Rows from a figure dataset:
-------------------------
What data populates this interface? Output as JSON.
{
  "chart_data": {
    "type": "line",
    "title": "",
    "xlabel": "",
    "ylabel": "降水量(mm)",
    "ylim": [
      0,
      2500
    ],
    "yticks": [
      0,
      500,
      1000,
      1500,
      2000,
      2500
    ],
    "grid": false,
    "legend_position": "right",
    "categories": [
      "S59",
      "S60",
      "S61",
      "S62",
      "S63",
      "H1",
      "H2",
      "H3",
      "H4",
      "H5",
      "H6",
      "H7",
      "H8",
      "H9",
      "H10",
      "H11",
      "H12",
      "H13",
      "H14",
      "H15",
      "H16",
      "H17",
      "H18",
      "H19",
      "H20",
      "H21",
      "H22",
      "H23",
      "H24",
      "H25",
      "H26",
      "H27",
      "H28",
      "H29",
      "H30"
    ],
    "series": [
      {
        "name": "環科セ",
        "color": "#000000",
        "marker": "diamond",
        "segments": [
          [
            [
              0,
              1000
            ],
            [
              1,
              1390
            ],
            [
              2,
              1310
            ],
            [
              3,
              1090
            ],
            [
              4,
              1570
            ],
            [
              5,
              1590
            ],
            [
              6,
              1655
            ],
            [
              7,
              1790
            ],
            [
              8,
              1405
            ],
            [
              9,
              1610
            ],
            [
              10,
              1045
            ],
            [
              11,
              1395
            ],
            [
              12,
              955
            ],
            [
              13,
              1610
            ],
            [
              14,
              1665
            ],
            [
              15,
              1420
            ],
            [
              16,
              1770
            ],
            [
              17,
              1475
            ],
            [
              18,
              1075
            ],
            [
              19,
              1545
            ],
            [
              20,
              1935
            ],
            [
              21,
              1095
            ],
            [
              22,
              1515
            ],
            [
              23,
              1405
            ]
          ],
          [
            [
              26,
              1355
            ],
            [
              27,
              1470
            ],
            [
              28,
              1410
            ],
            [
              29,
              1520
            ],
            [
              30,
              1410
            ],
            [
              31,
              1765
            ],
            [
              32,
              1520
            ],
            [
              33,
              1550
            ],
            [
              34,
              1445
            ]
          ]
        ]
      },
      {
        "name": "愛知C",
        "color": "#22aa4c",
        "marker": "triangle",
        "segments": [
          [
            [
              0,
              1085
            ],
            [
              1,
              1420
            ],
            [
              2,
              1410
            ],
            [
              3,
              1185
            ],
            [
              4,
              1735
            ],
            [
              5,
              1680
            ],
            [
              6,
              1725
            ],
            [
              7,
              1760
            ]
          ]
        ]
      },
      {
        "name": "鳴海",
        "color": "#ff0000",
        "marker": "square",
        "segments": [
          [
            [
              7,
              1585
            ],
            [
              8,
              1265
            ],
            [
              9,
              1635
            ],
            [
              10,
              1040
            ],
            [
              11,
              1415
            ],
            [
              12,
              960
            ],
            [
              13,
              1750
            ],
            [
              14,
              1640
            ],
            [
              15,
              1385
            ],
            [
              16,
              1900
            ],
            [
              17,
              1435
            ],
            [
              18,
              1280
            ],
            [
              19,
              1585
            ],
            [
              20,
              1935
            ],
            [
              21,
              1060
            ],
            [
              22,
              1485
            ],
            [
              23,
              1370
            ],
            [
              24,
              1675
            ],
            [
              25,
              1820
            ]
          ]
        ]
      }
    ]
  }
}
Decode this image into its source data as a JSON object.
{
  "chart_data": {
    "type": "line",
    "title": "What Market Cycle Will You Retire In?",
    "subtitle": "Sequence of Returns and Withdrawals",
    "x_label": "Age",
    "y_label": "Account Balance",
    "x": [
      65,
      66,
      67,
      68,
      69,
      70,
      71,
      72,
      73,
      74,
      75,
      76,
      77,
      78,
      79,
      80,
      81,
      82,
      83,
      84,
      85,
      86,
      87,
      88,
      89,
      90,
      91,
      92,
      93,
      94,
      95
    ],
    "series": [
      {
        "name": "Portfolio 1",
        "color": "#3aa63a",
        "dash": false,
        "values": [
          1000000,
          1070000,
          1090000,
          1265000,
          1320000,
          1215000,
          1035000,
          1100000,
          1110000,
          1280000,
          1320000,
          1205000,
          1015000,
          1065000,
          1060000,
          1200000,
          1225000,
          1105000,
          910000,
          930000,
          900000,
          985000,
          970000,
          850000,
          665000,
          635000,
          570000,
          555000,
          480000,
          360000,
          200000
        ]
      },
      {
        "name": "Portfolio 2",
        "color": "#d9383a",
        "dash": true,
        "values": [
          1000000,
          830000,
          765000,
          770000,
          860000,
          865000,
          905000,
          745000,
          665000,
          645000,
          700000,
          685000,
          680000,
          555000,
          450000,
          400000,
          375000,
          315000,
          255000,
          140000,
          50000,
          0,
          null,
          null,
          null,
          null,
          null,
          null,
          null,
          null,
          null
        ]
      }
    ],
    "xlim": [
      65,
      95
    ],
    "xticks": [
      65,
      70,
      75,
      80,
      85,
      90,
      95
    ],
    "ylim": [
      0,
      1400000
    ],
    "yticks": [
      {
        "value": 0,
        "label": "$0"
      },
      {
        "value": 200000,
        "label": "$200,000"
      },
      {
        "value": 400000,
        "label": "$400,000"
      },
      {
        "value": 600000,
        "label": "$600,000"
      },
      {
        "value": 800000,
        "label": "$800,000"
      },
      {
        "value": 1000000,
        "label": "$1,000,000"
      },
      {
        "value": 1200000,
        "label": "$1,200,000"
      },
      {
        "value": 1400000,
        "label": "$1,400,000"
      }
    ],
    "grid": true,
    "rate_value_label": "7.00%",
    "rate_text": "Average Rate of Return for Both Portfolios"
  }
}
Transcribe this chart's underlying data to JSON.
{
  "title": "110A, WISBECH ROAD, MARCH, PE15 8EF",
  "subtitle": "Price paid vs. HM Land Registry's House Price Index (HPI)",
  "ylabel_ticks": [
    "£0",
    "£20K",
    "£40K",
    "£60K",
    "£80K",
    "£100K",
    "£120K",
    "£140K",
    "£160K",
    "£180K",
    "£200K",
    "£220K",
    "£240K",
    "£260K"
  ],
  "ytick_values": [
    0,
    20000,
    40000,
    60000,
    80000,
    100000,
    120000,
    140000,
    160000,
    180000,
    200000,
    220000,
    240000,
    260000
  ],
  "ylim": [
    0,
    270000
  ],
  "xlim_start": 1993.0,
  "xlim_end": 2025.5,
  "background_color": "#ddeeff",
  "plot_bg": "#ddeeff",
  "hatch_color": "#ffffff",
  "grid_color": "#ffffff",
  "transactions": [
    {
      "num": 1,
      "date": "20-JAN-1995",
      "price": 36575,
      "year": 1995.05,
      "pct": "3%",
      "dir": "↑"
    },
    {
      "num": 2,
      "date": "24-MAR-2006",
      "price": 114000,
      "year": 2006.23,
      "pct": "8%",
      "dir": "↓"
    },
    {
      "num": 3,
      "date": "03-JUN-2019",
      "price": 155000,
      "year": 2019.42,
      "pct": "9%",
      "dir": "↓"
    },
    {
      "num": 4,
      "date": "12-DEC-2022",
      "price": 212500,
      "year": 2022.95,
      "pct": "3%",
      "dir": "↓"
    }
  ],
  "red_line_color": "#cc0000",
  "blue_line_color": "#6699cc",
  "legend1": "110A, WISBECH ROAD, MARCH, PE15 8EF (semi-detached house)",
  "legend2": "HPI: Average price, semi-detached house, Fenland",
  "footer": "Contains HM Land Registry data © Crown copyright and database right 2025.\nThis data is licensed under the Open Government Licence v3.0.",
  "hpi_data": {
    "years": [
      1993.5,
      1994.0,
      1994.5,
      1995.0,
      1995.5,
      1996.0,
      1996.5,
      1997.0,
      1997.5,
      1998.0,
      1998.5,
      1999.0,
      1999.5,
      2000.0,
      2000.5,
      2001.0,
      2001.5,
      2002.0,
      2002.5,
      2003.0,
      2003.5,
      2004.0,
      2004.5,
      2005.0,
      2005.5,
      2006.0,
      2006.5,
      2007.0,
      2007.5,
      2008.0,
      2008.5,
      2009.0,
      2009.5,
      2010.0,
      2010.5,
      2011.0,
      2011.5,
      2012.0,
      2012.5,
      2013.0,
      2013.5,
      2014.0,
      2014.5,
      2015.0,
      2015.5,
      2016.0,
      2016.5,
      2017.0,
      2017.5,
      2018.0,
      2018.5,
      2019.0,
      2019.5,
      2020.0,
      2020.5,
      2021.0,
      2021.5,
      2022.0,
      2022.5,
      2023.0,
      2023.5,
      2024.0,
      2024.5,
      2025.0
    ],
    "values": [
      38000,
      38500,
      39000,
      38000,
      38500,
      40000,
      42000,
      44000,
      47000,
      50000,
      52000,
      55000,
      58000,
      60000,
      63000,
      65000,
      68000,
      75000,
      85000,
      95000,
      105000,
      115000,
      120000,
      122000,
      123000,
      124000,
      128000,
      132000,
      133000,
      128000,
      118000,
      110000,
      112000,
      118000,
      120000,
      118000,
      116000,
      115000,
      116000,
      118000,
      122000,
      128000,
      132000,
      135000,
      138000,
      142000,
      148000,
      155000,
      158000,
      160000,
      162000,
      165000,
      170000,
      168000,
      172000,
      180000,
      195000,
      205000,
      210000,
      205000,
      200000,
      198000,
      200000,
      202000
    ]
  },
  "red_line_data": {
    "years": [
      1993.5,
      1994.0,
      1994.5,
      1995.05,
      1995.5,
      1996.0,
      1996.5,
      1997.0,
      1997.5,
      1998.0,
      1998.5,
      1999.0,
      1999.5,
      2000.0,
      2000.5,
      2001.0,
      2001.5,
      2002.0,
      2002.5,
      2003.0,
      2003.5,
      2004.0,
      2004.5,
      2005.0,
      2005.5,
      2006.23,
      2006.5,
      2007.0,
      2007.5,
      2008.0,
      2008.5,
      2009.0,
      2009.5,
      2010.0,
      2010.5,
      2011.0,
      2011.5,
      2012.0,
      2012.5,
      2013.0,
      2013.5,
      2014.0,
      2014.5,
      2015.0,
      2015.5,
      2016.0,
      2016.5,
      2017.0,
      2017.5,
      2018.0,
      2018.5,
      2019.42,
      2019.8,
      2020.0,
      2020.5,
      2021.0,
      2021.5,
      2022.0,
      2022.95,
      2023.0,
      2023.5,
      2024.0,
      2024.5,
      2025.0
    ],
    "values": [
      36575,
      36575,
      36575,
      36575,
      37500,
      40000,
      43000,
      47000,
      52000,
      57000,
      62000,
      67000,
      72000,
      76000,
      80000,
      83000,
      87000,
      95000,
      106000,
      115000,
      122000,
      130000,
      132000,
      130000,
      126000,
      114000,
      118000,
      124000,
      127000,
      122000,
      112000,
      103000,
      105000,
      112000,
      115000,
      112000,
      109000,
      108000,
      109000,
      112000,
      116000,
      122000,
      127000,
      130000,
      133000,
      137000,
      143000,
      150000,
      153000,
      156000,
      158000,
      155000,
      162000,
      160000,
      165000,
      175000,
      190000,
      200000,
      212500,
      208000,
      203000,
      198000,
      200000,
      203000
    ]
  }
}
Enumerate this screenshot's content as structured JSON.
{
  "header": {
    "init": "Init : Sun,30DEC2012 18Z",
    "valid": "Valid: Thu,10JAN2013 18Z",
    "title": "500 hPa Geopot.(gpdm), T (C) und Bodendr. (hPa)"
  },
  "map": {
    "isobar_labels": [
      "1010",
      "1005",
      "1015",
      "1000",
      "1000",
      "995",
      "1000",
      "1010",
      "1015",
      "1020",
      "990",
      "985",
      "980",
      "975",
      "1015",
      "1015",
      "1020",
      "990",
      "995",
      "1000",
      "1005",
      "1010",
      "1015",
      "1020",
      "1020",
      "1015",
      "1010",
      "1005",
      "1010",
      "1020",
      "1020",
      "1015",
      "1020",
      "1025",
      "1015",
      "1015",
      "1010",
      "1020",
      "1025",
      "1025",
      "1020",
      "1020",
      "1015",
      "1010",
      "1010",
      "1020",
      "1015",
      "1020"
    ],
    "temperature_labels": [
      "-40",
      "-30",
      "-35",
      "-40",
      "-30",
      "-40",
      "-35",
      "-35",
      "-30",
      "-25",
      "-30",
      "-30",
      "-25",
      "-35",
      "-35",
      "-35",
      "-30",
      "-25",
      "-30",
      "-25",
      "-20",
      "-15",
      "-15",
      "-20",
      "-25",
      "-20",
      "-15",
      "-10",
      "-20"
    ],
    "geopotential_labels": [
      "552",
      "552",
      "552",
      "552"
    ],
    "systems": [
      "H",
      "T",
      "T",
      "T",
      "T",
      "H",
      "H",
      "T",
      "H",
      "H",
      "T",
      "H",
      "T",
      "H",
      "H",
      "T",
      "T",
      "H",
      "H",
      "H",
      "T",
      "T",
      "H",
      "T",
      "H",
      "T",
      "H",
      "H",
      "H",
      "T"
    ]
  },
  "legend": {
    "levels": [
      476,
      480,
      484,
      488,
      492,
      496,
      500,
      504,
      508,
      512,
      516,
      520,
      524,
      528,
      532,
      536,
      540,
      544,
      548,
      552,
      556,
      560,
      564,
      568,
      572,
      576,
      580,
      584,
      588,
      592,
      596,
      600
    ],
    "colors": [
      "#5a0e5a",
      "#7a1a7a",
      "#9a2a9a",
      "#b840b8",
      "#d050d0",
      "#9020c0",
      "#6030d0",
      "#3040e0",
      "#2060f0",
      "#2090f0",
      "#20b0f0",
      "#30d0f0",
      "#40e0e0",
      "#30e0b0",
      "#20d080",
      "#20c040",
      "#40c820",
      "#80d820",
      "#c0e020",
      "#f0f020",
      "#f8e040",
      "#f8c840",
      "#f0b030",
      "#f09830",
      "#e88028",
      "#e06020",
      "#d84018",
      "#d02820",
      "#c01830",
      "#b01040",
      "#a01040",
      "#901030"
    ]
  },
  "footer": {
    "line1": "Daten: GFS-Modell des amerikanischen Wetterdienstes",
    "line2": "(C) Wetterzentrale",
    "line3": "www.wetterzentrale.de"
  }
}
-------------------------
Objective
Show all lines in the entries above where the string "subtitle" appears.

Reply
    "subtitle": "Sequence of Returns and Withdrawals",
  "subtitle": "Price paid vs. HM Land Registry's House Price Index (HPI)",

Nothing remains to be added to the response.